## BEGIN Material

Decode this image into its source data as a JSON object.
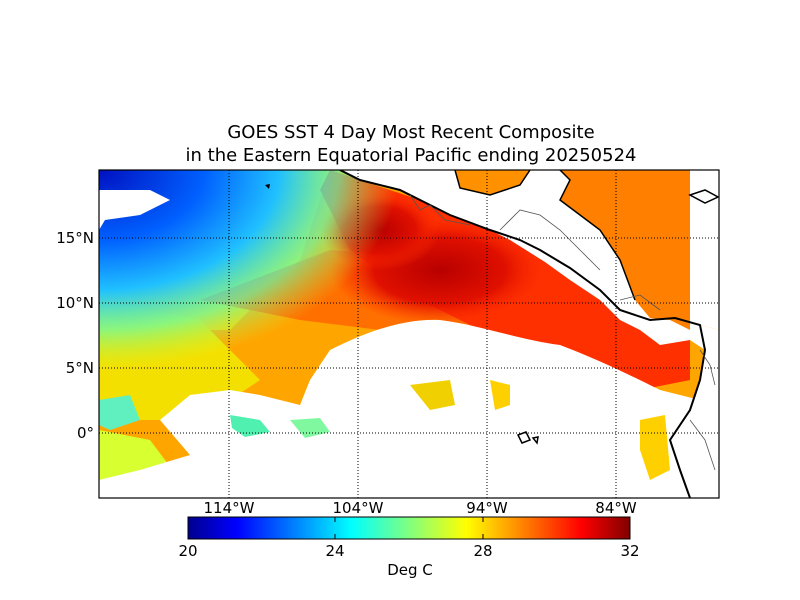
{
  "title": {
    "line1": "GOES SST 4 Day Most Recent Composite",
    "line2": "in the Eastern Equatorial Pacific ending 20250524"
  },
  "map": {
    "lon_range": [
      -124,
      -76
    ],
    "lat_range": [
      -5,
      20
    ],
    "lat_ticks": [
      {
        "value": 15,
        "label": "15°N"
      },
      {
        "value": 10,
        "label": "10°N"
      },
      {
        "value": 5,
        "label": "5°N"
      },
      {
        "value": 0,
        "label": "0°"
      }
    ],
    "lon_ticks": [
      {
        "value": -114,
        "label": "114°W"
      },
      {
        "value": -104,
        "label": "104°W"
      },
      {
        "value": -94,
        "label": "94°W"
      },
      {
        "value": -84,
        "label": "84°W"
      }
    ],
    "grid": "dotted"
  },
  "colorbar": {
    "label": "Deg C",
    "min": 20,
    "max": 32,
    "ticks": [
      "20",
      "24",
      "28",
      "32"
    ],
    "colormap": [
      "#00008f",
      "#0000ff",
      "#0080ff",
      "#00ffff",
      "#80ff80",
      "#ffff00",
      "#ff8000",
      "#ff0000",
      "#800000"
    ]
  },
  "colors": {
    "land": "#ffffff",
    "no_data": "#ffffff",
    "coastline": "#000000",
    "borders": "#555555"
  }
}
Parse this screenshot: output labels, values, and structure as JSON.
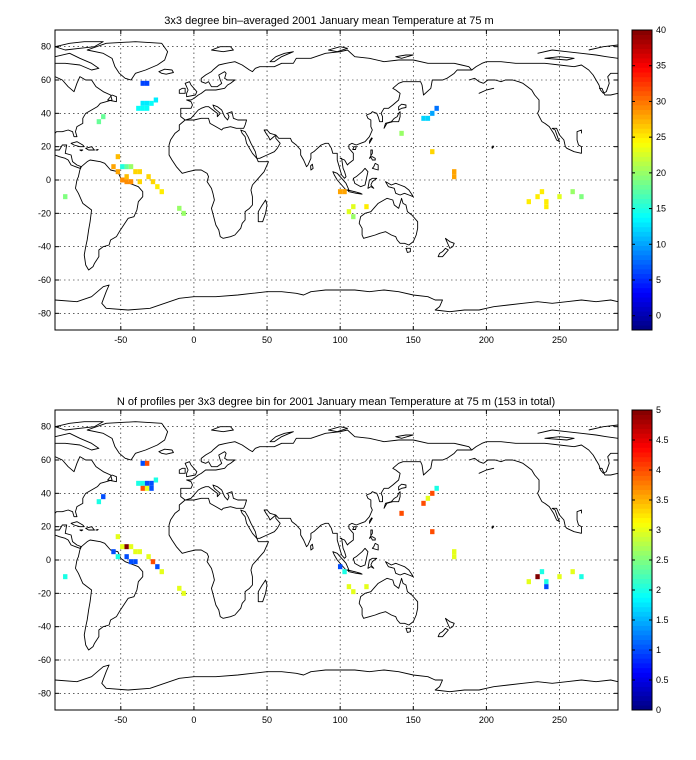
{
  "chart_data": [
    {
      "type": "heatmap",
      "title": "3x3 degree bin–averaged 2001 January mean Temperature at 75 m",
      "xlabel": "",
      "ylabel": "",
      "xlim": [
        -95,
        290
      ],
      "ylim": [
        -90,
        90
      ],
      "x_ticks": [
        "-50",
        "0",
        "50",
        "100",
        "150",
        "200",
        "250"
      ],
      "y_ticks": [
        "80",
        "60",
        "40",
        "20",
        "0",
        "-20",
        "-40",
        "-60",
        "-80"
      ],
      "grid": true,
      "colorbar": {
        "min": -2,
        "max": 40,
        "ticks": [
          "40",
          "35",
          "30",
          "25",
          "20",
          "15",
          "10",
          "5",
          "0"
        ],
        "colormap": "jet"
      },
      "cells": [
        {
          "lon": -35,
          "lat": 58,
          "value": 6
        },
        {
          "lon": -32,
          "lat": 58,
          "value": 6
        },
        {
          "lon": -26,
          "lat": 48,
          "value": 13
        },
        {
          "lon": -35,
          "lat": 46,
          "value": 13
        },
        {
          "lon": -32,
          "lat": 46,
          "value": 13
        },
        {
          "lon": -29,
          "lat": 46,
          "value": 14
        },
        {
          "lon": -35,
          "lat": 43,
          "value": 14
        },
        {
          "lon": -32,
          "lat": 43,
          "value": 14
        },
        {
          "lon": -38,
          "lat": 43,
          "value": 14
        },
        {
          "lon": -62,
          "lat": 38,
          "value": 18
        },
        {
          "lon": -65,
          "lat": 35,
          "value": 18
        },
        {
          "lon": -52,
          "lat": 14,
          "value": 27
        },
        {
          "lon": -55,
          "lat": 8,
          "value": 28
        },
        {
          "lon": -52,
          "lat": 5,
          "value": 28
        },
        {
          "lon": -46,
          "lat": 8,
          "value": 18
        },
        {
          "lon": -43,
          "lat": 8,
          "value": 20
        },
        {
          "lon": -49,
          "lat": 8,
          "value": 15
        },
        {
          "lon": -40,
          "lat": 5,
          "value": 26
        },
        {
          "lon": -37,
          "lat": 5,
          "value": 26
        },
        {
          "lon": -46,
          "lat": 2,
          "value": 27
        },
        {
          "lon": -49,
          "lat": 0,
          "value": 29
        },
        {
          "lon": -46,
          "lat": -1,
          "value": 29
        },
        {
          "lon": -43,
          "lat": -1,
          "value": 29
        },
        {
          "lon": -31,
          "lat": 2,
          "value": 26
        },
        {
          "lon": -28,
          "lat": -1,
          "value": 26
        },
        {
          "lon": -25,
          "lat": -4,
          "value": 25
        },
        {
          "lon": -22,
          "lat": -7,
          "value": 25
        },
        {
          "lon": -37,
          "lat": -1,
          "value": 26
        },
        {
          "lon": -88,
          "lat": -10,
          "value": 19
        },
        {
          "lon": -10,
          "lat": -17,
          "value": 20
        },
        {
          "lon": -7,
          "lat": -20,
          "value": 20
        },
        {
          "lon": 100,
          "lat": -7,
          "value": 28
        },
        {
          "lon": 103,
          "lat": -7,
          "value": 28
        },
        {
          "lon": 109,
          "lat": -16,
          "value": 23
        },
        {
          "lon": 106,
          "lat": -19,
          "value": 23
        },
        {
          "lon": 109,
          "lat": -22,
          "value": 20
        },
        {
          "lon": 118,
          "lat": -16,
          "value": 25
        },
        {
          "lon": 166,
          "lat": 43,
          "value": 8
        },
        {
          "lon": 163,
          "lat": 40,
          "value": 10
        },
        {
          "lon": 160,
          "lat": 37,
          "value": 12
        },
        {
          "lon": 157,
          "lat": 37,
          "value": 12
        },
        {
          "lon": 142,
          "lat": 28,
          "value": 20
        },
        {
          "lon": 163,
          "lat": 17,
          "value": 26
        },
        {
          "lon": 178,
          "lat": 5,
          "value": 28
        },
        {
          "lon": 178,
          "lat": 2,
          "value": 28
        },
        {
          "lon": 229,
          "lat": -13,
          "value": 25
        },
        {
          "lon": 235,
          "lat": -10,
          "value": 25
        },
        {
          "lon": 238,
          "lat": -7,
          "value": 25
        },
        {
          "lon": 241,
          "lat": -13,
          "value": 25
        },
        {
          "lon": 241,
          "lat": -16,
          "value": 25
        },
        {
          "lon": 250,
          "lat": -10,
          "value": 23
        },
        {
          "lon": 259,
          "lat": -7,
          "value": 20
        },
        {
          "lon": 265,
          "lat": -10,
          "value": 19
        }
      ]
    },
    {
      "type": "heatmap",
      "title": "N of profiles per 3x3 degree bin for 2001 January mean Temperature at 75 m (153 in total)",
      "xlabel": "",
      "ylabel": "",
      "xlim": [
        -95,
        290
      ],
      "ylim": [
        -90,
        90
      ],
      "x_ticks": [
        "-50",
        "0",
        "50",
        "100",
        "150",
        "200",
        "250"
      ],
      "y_ticks": [
        "80",
        "60",
        "40",
        "20",
        "0",
        "-20",
        "-40",
        "-60",
        "-80"
      ],
      "grid": true,
      "colorbar": {
        "min": 0,
        "max": 5,
        "ticks": [
          "5",
          "4.5",
          "4",
          "3.5",
          "3",
          "2.5",
          "2",
          "1.5",
          "1",
          "0.5",
          "0"
        ],
        "colormap": "jet"
      },
      "cells": [
        {
          "lon": -35,
          "lat": 58,
          "value": 1
        },
        {
          "lon": -32,
          "lat": 58,
          "value": 4
        },
        {
          "lon": -26,
          "lat": 48,
          "value": 2
        },
        {
          "lon": -35,
          "lat": 46,
          "value": 2
        },
        {
          "lon": -32,
          "lat": 46,
          "value": 1
        },
        {
          "lon": -29,
          "lat": 46,
          "value": 1
        },
        {
          "lon": -35,
          "lat": 43,
          "value": 4
        },
        {
          "lon": -32,
          "lat": 43,
          "value": 3
        },
        {
          "lon": -29,
          "lat": 43,
          "value": 1
        },
        {
          "lon": -38,
          "lat": 46,
          "value": 2
        },
        {
          "lon": -62,
          "lat": 38,
          "value": 1
        },
        {
          "lon": -65,
          "lat": 35,
          "value": 2
        },
        {
          "lon": -52,
          "lat": 14,
          "value": 3
        },
        {
          "lon": -55,
          "lat": 5,
          "value": 1
        },
        {
          "lon": -52,
          "lat": 2,
          "value": 2
        },
        {
          "lon": -49,
          "lat": 8,
          "value": 3
        },
        {
          "lon": -46,
          "lat": 8,
          "value": 5
        },
        {
          "lon": -43,
          "lat": 8,
          "value": 3
        },
        {
          "lon": -40,
          "lat": 5,
          "value": 3
        },
        {
          "lon": -37,
          "lat": 5,
          "value": 3
        },
        {
          "lon": -46,
          "lat": 2,
          "value": 1
        },
        {
          "lon": -43,
          "lat": -1,
          "value": 1
        },
        {
          "lon": -40,
          "lat": -1,
          "value": 1
        },
        {
          "lon": -31,
          "lat": 2,
          "value": 3
        },
        {
          "lon": -28,
          "lat": -1,
          "value": 4
        },
        {
          "lon": -25,
          "lat": -4,
          "value": 1
        },
        {
          "lon": -22,
          "lat": -7,
          "value": 3
        },
        {
          "lon": -88,
          "lat": -10,
          "value": 2
        },
        {
          "lon": -10,
          "lat": -17,
          "value": 3
        },
        {
          "lon": -7,
          "lat": -20,
          "value": 3
        },
        {
          "lon": 100,
          "lat": -4,
          "value": 1
        },
        {
          "lon": 103,
          "lat": -7,
          "value": 2
        },
        {
          "lon": 106,
          "lat": -16,
          "value": 3
        },
        {
          "lon": 109,
          "lat": -19,
          "value": 3
        },
        {
          "lon": 118,
          "lat": -16,
          "value": 3
        },
        {
          "lon": 166,
          "lat": 43,
          "value": 2
        },
        {
          "lon": 163,
          "lat": 40,
          "value": 4
        },
        {
          "lon": 160,
          "lat": 37,
          "value": 3
        },
        {
          "lon": 157,
          "lat": 34,
          "value": 4
        },
        {
          "lon": 142,
          "lat": 28,
          "value": 4
        },
        {
          "lon": 163,
          "lat": 17,
          "value": 4
        },
        {
          "lon": 178,
          "lat": 5,
          "value": 3
        },
        {
          "lon": 178,
          "lat": 2,
          "value": 3
        },
        {
          "lon": 229,
          "lat": -13,
          "value": 3
        },
        {
          "lon": 235,
          "lat": -10,
          "value": 5
        },
        {
          "lon": 238,
          "lat": -7,
          "value": 2
        },
        {
          "lon": 241,
          "lat": -13,
          "value": 2
        },
        {
          "lon": 241,
          "lat": -16,
          "value": 1
        },
        {
          "lon": 250,
          "lat": -10,
          "value": 3
        },
        {
          "lon": 259,
          "lat": -7,
          "value": 3
        },
        {
          "lon": 265,
          "lat": -10,
          "value": 2
        }
      ]
    }
  ]
}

## END Material

Job
Using the entries above, find all lines with "this". Copy them.

Task answer
Decode this image into its source data as a JSON object.
Parse this screenshot: output labels, values, and structure as JSON.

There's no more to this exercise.